» Data to process
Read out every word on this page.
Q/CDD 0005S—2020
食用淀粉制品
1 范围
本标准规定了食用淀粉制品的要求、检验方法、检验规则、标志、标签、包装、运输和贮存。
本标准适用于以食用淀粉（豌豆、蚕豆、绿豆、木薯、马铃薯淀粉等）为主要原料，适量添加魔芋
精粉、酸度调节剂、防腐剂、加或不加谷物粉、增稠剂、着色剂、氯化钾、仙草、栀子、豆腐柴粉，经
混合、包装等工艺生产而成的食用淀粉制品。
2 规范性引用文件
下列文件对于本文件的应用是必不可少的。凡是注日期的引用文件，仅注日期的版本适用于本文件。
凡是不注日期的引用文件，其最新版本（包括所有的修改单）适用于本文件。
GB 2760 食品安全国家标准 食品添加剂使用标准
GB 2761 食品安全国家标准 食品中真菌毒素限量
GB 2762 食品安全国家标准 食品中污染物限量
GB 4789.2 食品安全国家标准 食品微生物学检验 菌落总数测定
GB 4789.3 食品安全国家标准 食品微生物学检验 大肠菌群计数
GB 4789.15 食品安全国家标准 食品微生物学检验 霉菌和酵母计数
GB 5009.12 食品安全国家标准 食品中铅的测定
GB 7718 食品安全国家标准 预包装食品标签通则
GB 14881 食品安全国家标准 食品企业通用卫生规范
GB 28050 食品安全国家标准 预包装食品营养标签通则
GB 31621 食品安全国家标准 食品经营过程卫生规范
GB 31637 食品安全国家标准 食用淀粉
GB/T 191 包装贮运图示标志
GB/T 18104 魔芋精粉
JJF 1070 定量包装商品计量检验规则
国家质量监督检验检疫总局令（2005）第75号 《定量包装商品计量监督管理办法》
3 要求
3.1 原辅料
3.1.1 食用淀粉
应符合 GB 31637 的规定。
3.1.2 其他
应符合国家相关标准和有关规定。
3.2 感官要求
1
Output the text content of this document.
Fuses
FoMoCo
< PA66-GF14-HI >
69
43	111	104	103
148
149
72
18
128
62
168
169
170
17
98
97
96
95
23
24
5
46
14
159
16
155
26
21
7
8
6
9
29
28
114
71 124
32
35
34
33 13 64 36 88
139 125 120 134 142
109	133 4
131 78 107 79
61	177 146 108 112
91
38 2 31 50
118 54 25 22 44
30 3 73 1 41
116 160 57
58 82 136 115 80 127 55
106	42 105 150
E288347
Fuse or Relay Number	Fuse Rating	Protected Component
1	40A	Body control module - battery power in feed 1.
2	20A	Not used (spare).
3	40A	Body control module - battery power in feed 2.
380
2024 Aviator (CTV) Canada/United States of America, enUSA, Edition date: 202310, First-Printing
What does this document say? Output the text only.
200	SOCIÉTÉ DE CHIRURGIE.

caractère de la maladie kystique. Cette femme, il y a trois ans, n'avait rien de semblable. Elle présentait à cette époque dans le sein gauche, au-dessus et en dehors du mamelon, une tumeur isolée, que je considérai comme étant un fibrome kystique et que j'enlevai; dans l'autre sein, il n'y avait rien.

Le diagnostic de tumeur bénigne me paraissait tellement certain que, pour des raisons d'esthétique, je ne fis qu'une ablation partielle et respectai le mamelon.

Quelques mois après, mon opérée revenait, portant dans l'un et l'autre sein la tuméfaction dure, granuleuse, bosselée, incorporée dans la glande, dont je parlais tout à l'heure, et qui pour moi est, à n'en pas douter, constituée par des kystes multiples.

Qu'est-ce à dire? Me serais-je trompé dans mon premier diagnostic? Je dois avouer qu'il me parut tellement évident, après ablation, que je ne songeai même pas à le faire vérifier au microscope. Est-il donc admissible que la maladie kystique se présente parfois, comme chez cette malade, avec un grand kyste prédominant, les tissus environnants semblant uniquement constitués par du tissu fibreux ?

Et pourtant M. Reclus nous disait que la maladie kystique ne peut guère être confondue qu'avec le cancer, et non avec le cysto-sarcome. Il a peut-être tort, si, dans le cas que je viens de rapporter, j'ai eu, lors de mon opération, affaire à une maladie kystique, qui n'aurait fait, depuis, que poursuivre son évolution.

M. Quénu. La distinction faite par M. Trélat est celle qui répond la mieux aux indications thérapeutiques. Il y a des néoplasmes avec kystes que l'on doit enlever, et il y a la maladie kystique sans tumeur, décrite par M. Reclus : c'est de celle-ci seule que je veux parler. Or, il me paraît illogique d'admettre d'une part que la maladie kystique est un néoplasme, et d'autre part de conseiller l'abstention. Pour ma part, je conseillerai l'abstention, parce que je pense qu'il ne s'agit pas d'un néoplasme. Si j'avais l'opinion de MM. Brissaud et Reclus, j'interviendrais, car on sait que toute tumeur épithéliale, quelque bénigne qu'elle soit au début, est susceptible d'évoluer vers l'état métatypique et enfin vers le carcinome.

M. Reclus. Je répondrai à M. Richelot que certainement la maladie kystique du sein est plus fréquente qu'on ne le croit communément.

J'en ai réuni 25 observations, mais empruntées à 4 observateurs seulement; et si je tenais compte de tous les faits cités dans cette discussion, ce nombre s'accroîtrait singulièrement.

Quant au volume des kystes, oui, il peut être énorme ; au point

» Aim of the exercise
Please repeat the material above, word for word and in full.

» Task result
Read out every word on this page.
Q/CDD 0005S—2020
食用淀粉制品
1 范围
本标准规定了食用淀粉制品的要求、检验方法、检验规则、标志、标签、包装、运输和贮存。
本标准适用于以食用淀粉（豌豆、蚕豆、绿豆、木薯、马铃薯淀粉等）为主要原料，适量添加魔芋
精粉、酸度调节剂、防腐剂、加或不加谷物粉、增稠剂、着色剂、氯化钾、仙草、栀子、豆腐柴粉，经
混合、包装等工艺生产而成的食用淀粉制品。
2 规范性引用文件
下列文件对于本文件的应用是必不可少的。凡是注日期的引用文件，仅注日期的版本适用于本文件。
凡是不注日期的引用文件，其最新版本（包括所有的修改单）适用于本文件。
GB 2760 食品安全国家标准 食品添加剂使用标准
GB 2761 食品安全国家标准 食品中真菌毒素限量
GB 2762 食品安全国家标准 食品中污染物限量
GB 4789.2 食品安全国家标准 食品微生物学检验 菌落总数测定
GB 4789.3 食品安全国家标准 食品微生物学检验 大肠菌群计数
GB 4789.15 食品安全国家标准 食品微生物学检验 霉菌和酵母计数
GB 5009.12 食品安全国家标准 食品中铅的测定
GB 7718 食品安全国家标准 预包装食品标签通则
GB 14881 食品安全国家标准 食品企业通用卫生规范
GB 28050 食品安全国家标准 预包装食品营养标签通则
GB 31621 食品安全国家标准 食品经营过程卫生规范
GB 31637 食品安全国家标准 食用淀粉
GB/T 191 包装贮运图示标志
GB/T 18104 魔芋精粉
JJF 1070 定量包装商品计量检验规则
国家质量监督检验检疫总局令（2005）第75号 《定量包装商品计量监督管理办法》
3 要求
3.1 原辅料
3.1.1 食用淀粉
应符合 GB 31637 的规定。
3.1.2 其他
应符合国家相关标准和有关规定。
3.2 感官要求
1
Output the text content of this document.
Fuses
FoMoCo
< PA66-GF14-HI >
69
43	111	104	103
148
149
72
18
128
62
168
169
170
17
98
97
96
95
23
24
5
46
14
159
16
155
26
21
7
8
6
9
29
28
114
71 124
32
35
34
33 13 64 36 88
139 125 120 134 142
109	133 4
131 78 107 79
61	177 146 108 112
91
38 2 31 50
118 54 25 22 44
30 3 73 1 41
116 160 57
58 82 136 115 80 127 55
106	42 105 150
E288347
Fuse or Relay Number	Fuse Rating	Protected Component
1	40A	Body control module - battery power in feed 1.
2	20A	Not used (spare).
3	40A	Body control module - battery power in feed 2.
380
2024 Aviator (CTV) Canada/United States of America, enUSA, Edition date: 202310, First-Printing
What does this document say? Output the text only.
200	SOCIÉTÉ DE CHIRURGIE.

caractère de la maladie kystique. Cette femme, il y a trois ans, n'avait rien de semblable. Elle présentait à cette époque dans le sein gauche, au-dessus et en dehors du mamelon, une tumeur isolée, que je considérai comme étant un fibrome kystique et que j'enlevai; dans l'autre sein, il n'y avait rien.

Le diagnostic de tumeur bénigne me paraissait tellement certain que, pour des raisons d'esthétique, je ne fis qu'une ablation partielle et respectai le mamelon.

Quelques mois après, mon opérée revenait, portant dans l'un et l'autre sein la tuméfaction dure, granuleuse, bosselée, incorporée dans la glande, dont je parlais tout à l'heure, et qui pour moi est, à n'en pas douter, constituée par des kystes multiples.

Qu'est-ce à dire? Me serais-je trompé dans mon premier diagnostic? Je dois avouer qu'il me parut tellement évident, après ablation, que je ne songeai même pas à le faire vérifier au microscope. Est-il donc admissible que la maladie kystique se présente parfois, comme chez cette malade, avec un grand kyste prédominant, les tissus environnants semblant uniquement constitués par du tissu fibreux ?

Et pourtant M. Reclus nous disait que la maladie kystique ne peut guère être confondue qu'avec le cancer, et non avec le cysto-sarcome. Il a peut-être tort, si, dans le cas que je viens de rapporter, j'ai eu, lors de mon opération, affaire à une maladie kystique, qui n'aurait fait, depuis, que poursuivre son évolution.

M. Quénu. La distinction faite par M. Trélat est celle qui répond la mieux aux indications thérapeutiques. Il y a des néoplasmes avec kystes que l'on doit enlever, et il y a la maladie kystique sans tumeur, décrite par M. Reclus : c'est de celle-ci seule que je veux parler. Or, il me paraît illogique d'admettre d'une part que la maladie kystique est un néoplasme, et d'autre part de conseiller l'abstention. Pour ma part, je conseillerai l'abstention, parce que je pense qu'il ne s'agit pas d'un néoplasme. Si j'avais l'opinion de MM. Brissaud et Reclus, j'interviendrais, car on sait que toute tumeur épithéliale, quelque bénigne qu'elle soit au début, est susceptible d'évoluer vers l'état métatypique et enfin vers le carcinome.

M. Reclus. Je répondrai à M. Richelot que certainement la maladie kystique du sein est plus fréquente qu'on ne le croit communément.

J'en ai réuni 25 observations, mais empruntées à 4 observateurs seulement; et si je tenais compte de tous les faits cités dans cette discussion, ce nombre s'accroîtrait singulièrement.

Quant au volume des kystes, oui, il peut être énorme ; au point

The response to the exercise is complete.